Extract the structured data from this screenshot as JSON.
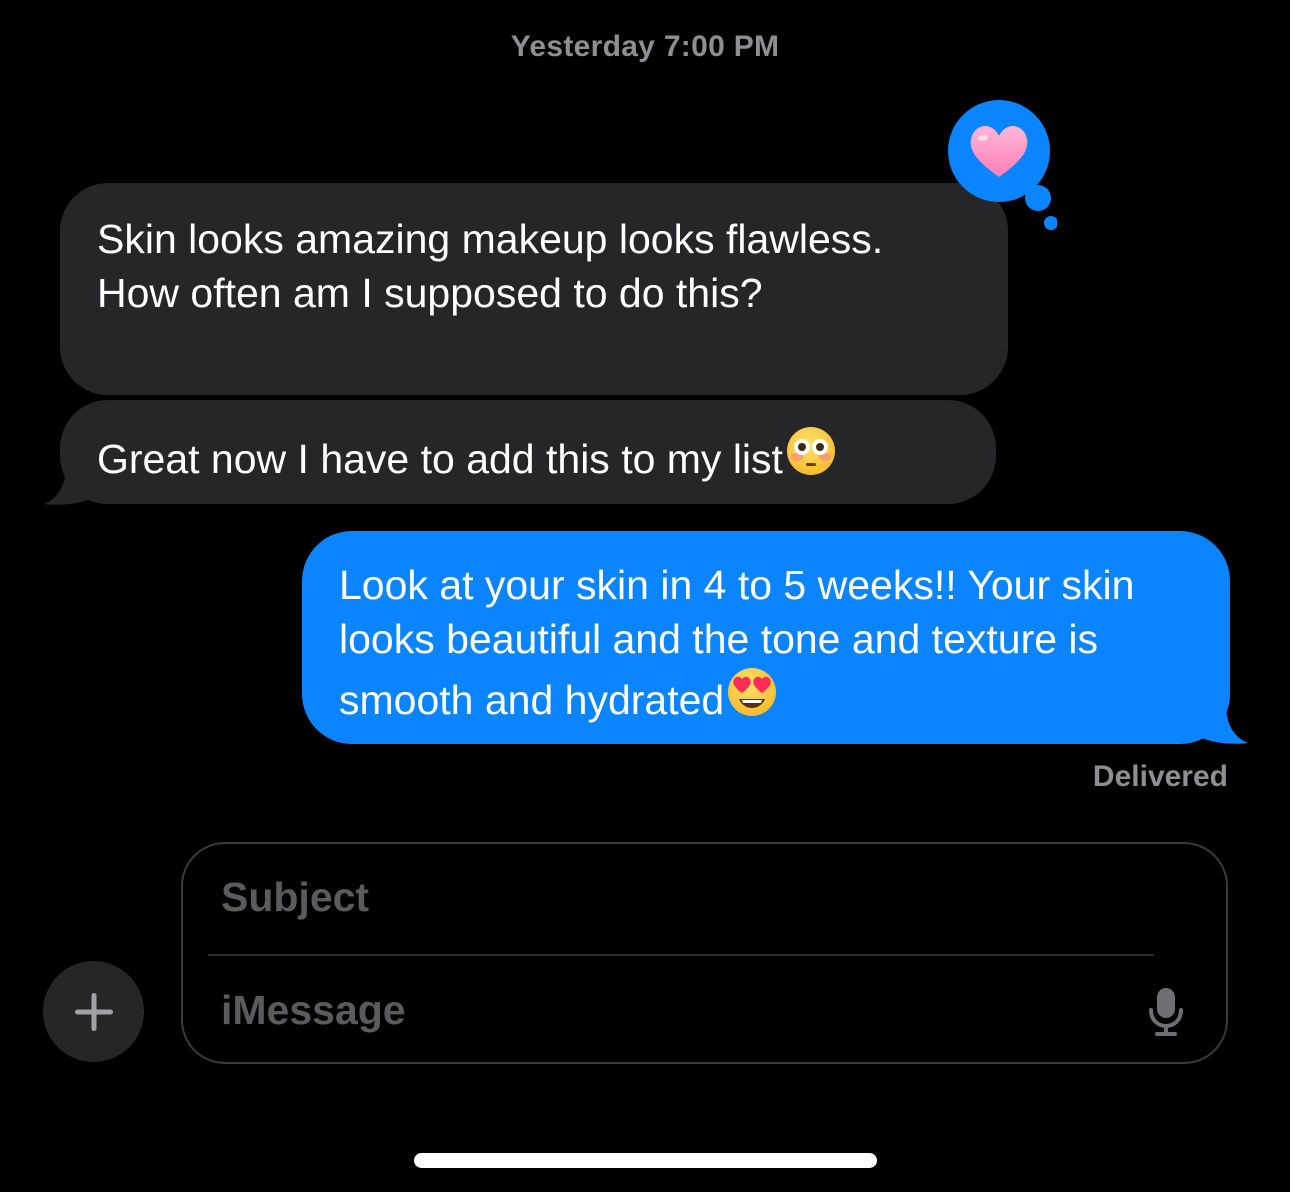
{
  "timestamp": {
    "day": "Yesterday",
    "time": "7:00 PM"
  },
  "messages": [
    {
      "direction": "incoming",
      "text": "Skin looks amazing makeup looks flawless. How often am I supposed to do this?",
      "reaction": "heart"
    },
    {
      "direction": "incoming",
      "text": "Great now I have to add this to my list",
      "emoji": "flushed-face"
    },
    {
      "direction": "outgoing",
      "text": "Look at your skin in 4 to 5 weeks!!  Your skin looks  beautiful and the tone and texture is smooth and hydrated",
      "emoji": "heart-eyes-face"
    }
  ],
  "status": {
    "delivered_label": "Delivered"
  },
  "composer": {
    "subject_placeholder": "Subject",
    "message_placeholder": "iMessage"
  },
  "colors": {
    "background": "#000000",
    "incoming_bubble": "#262628",
    "outgoing_bubble": "#0a84ff",
    "secondary_text": "#8e8e93"
  }
}
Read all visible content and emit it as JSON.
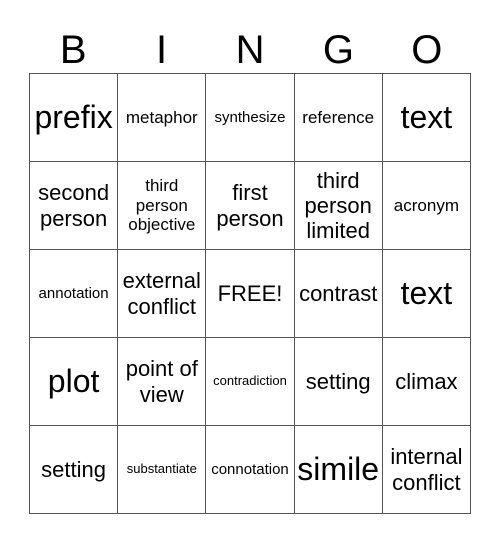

·····

Given task:
Filter the entries and copy out every line with the word "looks".

Solution to this task:
      "text": "Skin looks amazing makeup looks flawless. How often am I supposed to do this?",
      "text": "Look at your skin in 4 to 5 weeks!!  Your skin looks  beautiful and the tone and texture is smooth and hydrated",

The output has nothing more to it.